Records supplied:
---------------

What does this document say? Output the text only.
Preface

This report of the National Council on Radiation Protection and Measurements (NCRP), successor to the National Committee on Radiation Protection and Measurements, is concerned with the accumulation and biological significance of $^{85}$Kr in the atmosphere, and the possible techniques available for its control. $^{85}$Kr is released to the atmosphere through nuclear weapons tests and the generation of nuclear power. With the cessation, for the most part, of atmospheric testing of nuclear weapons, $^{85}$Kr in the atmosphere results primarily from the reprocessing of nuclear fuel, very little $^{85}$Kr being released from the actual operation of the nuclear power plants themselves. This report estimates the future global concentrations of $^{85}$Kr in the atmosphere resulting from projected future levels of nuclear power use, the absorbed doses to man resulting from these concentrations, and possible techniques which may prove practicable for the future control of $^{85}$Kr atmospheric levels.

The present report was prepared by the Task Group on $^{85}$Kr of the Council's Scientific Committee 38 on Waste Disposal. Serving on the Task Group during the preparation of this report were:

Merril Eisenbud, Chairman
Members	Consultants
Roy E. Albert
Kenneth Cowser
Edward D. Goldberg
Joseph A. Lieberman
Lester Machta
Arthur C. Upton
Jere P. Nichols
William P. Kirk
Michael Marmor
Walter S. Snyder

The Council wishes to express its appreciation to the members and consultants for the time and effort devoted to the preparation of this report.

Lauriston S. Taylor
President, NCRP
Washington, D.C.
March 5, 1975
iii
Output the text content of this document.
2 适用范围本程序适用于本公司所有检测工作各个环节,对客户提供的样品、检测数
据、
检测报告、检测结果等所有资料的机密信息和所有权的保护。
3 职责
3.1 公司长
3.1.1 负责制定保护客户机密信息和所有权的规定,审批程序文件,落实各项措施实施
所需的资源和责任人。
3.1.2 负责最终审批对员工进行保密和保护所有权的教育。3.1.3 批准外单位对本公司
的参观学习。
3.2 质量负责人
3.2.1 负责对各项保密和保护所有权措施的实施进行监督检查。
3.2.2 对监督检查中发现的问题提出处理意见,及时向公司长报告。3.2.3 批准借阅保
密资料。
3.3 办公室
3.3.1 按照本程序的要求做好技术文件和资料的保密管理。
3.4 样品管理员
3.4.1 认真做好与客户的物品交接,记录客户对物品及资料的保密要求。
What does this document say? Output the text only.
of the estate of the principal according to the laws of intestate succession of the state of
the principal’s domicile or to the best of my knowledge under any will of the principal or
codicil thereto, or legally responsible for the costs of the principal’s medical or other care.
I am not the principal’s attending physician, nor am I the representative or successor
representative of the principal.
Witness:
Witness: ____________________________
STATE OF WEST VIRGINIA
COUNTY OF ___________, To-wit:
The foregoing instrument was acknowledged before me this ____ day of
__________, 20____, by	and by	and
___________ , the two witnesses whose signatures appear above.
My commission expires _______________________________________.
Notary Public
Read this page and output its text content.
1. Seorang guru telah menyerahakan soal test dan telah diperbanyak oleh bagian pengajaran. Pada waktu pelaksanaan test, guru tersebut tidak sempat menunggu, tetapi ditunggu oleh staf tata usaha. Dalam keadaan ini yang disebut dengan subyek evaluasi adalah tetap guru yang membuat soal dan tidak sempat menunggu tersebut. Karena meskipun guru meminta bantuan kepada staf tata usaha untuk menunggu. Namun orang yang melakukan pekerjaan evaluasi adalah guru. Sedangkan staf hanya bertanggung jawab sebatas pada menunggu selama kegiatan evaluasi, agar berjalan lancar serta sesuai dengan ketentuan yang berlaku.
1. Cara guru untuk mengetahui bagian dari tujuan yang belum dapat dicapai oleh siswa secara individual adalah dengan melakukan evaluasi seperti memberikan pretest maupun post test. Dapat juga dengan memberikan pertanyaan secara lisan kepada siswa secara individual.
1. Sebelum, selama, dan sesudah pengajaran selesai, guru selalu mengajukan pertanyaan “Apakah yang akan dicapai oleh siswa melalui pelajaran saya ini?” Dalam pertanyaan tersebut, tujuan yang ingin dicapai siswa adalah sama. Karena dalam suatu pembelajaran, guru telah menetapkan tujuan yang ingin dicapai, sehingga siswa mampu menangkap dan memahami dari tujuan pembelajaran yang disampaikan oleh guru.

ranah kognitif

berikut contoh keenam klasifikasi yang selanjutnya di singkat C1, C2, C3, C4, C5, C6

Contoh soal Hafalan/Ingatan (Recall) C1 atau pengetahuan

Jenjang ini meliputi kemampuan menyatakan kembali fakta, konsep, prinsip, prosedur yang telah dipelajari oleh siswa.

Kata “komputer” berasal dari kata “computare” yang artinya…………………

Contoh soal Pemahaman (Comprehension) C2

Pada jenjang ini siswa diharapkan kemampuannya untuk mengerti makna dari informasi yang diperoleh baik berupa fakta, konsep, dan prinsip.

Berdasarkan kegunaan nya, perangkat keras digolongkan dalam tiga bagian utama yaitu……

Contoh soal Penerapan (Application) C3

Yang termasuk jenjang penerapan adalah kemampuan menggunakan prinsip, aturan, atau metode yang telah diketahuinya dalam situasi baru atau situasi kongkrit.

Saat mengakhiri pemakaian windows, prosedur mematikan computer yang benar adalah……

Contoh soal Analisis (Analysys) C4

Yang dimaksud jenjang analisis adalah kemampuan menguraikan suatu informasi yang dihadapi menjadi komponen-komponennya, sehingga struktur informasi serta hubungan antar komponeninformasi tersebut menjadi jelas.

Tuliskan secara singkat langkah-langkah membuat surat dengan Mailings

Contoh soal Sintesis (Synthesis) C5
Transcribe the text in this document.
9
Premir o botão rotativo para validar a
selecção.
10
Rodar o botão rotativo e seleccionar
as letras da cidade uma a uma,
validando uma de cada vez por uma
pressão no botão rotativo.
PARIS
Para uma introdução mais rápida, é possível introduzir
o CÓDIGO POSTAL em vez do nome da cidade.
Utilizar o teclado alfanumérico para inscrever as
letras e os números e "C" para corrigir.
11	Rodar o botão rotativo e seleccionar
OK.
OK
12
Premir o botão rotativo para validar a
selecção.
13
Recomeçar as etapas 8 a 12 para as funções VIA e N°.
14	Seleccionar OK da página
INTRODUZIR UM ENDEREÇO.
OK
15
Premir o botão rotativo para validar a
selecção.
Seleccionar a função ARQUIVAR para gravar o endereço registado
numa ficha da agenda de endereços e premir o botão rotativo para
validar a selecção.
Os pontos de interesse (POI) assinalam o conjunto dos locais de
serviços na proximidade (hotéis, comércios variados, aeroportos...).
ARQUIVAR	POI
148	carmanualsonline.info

---------------

Given exercise: Starting at the line that contains "Transcribe the text in this document.", repeat each line exactly through the last one in the listing. Include both of those lines and nothing more.

Reply to the exercise:
Transcribe the text in this document.
9
Premir o botão rotativo para validar a
selecção.
10
Rodar o botão rotativo e seleccionar
as letras da cidade uma a uma,
validando uma de cada vez por uma
pressão no botão rotativo.
PARIS
Para uma introdução mais rápida, é possível introduzir
o CÓDIGO POSTAL em vez do nome da cidade.
Utilizar o teclado alfanumérico para inscrever as
letras e os números e "C" para corrigir.
11	Rodar o botão rotativo e seleccionar
OK.
OK
12
Premir o botão rotativo para validar a
selecção.
13
Recomeçar as etapas 8 a 12 para as funções VIA e N°.
14	Seleccionar OK da página
INTRODUZIR UM ENDEREÇO.
OK
15
Premir o botão rotativo para validar a
selecção.
Seleccionar a função ARQUIVAR para gravar o endereço registado
numa ficha da agenda de endereços e premir o botão rotativo para
validar a selecção.
Os pontos de interesse (POI) assinalam o conjunto dos locais de
serviços na proximidade (hotéis, comércios variados, aeroportos...).
ARQUIVAR	POI
148	carmanualsonline.info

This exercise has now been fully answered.